> [WHAT TO DO]
Filter these entries so that only lines with the word "name" remain.

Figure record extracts
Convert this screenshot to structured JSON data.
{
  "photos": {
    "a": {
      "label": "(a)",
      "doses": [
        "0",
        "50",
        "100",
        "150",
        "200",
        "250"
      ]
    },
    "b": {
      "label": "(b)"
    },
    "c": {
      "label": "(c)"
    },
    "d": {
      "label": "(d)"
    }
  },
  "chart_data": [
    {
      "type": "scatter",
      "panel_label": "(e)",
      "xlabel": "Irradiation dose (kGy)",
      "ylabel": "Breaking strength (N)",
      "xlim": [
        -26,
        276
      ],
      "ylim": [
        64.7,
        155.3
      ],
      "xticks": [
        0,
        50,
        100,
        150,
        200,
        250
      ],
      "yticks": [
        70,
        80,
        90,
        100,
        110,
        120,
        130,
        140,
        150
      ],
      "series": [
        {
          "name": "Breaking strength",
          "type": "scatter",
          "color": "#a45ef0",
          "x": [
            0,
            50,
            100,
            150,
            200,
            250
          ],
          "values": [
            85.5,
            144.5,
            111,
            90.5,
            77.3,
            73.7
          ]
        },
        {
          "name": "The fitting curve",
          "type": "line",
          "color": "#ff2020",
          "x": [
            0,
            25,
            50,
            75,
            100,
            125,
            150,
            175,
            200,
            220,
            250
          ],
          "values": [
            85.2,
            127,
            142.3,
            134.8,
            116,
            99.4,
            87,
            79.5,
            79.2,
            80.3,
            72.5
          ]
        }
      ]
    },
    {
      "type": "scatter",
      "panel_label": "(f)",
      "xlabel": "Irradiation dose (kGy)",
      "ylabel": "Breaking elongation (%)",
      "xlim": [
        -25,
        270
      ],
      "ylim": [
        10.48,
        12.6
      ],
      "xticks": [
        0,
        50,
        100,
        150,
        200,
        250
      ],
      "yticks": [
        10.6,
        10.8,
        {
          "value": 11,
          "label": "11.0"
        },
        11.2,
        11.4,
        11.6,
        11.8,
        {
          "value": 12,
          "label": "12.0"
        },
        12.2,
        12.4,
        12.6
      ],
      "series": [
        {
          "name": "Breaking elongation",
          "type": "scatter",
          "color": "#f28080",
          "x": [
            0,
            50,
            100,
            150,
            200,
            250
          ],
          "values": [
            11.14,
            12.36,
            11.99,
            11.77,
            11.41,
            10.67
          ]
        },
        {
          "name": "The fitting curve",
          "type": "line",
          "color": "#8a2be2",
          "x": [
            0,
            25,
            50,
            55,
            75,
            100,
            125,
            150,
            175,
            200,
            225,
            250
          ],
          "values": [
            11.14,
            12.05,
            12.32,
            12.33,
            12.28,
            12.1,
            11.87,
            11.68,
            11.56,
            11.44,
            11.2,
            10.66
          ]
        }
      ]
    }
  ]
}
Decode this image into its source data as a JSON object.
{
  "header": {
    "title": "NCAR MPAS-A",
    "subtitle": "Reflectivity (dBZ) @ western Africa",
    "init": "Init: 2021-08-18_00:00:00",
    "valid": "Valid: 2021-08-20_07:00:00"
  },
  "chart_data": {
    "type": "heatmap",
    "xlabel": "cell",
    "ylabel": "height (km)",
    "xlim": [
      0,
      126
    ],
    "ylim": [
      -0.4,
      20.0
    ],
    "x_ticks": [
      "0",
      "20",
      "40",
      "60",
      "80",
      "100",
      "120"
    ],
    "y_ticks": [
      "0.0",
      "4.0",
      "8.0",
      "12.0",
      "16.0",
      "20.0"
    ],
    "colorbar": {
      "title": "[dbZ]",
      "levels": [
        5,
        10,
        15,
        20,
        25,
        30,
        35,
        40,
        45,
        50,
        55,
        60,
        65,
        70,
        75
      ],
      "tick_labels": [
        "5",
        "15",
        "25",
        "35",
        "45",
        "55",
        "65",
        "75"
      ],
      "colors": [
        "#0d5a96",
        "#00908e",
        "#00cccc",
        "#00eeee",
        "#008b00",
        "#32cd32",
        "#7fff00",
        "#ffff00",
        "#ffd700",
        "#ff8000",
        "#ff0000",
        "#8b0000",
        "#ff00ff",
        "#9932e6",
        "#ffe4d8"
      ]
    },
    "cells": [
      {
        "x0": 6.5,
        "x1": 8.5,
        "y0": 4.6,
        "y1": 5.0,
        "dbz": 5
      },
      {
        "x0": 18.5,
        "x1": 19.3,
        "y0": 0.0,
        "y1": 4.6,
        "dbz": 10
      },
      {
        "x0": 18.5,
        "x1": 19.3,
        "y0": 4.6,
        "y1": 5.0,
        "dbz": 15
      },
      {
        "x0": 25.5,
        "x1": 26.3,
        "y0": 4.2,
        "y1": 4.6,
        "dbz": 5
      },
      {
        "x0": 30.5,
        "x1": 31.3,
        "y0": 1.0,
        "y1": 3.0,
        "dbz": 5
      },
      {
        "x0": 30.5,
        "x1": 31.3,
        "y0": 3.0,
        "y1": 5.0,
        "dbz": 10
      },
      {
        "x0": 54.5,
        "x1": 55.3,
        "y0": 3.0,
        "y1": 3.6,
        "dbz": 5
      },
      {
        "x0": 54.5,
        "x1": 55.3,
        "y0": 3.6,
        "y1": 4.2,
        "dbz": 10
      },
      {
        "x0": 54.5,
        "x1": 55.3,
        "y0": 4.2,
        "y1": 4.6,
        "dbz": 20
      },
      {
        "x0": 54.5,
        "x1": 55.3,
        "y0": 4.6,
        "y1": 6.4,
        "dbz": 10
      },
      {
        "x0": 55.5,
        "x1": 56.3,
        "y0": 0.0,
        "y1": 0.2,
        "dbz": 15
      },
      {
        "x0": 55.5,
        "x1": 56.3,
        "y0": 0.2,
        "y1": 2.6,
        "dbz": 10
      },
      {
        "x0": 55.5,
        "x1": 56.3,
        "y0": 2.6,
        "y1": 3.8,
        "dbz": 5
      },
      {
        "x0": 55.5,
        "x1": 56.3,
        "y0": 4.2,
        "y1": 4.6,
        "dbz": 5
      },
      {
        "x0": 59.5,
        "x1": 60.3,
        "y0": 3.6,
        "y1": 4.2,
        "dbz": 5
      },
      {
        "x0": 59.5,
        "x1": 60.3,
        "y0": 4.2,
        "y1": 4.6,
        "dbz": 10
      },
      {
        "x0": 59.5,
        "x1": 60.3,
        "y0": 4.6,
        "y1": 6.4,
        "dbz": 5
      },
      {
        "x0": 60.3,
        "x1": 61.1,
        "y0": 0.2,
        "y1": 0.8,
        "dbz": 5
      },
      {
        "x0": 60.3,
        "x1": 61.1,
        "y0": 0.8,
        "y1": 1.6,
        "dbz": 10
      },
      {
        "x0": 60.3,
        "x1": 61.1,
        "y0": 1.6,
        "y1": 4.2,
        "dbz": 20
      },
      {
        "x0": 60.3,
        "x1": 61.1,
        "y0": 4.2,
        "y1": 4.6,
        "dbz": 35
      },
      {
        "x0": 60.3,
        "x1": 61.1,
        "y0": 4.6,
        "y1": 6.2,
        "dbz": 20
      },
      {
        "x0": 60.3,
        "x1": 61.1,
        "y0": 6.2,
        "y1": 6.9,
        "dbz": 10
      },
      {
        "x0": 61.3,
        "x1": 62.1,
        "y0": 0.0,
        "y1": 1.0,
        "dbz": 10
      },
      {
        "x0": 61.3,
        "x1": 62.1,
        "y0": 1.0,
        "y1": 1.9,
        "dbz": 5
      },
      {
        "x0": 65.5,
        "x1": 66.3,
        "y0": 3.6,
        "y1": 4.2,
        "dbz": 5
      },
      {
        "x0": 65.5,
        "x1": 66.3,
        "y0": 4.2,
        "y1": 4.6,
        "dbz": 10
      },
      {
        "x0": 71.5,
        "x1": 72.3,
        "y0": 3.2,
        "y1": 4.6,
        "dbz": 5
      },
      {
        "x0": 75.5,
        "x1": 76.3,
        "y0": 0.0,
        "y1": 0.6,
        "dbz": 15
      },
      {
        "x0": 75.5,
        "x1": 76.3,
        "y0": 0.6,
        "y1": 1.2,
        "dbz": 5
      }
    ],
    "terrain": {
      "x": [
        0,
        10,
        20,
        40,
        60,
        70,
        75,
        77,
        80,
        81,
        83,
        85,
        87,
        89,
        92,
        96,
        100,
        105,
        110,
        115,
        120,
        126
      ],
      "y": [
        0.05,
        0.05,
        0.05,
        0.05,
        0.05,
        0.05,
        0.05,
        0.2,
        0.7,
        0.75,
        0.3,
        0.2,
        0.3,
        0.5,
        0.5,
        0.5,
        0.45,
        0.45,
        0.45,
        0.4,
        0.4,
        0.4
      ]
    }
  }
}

> [TASK ANSWER]
          "name": "Breaking strength",
          "name": "The fitting curve",
          "name": "Breaking elongation",
          "name": "The fitting curve",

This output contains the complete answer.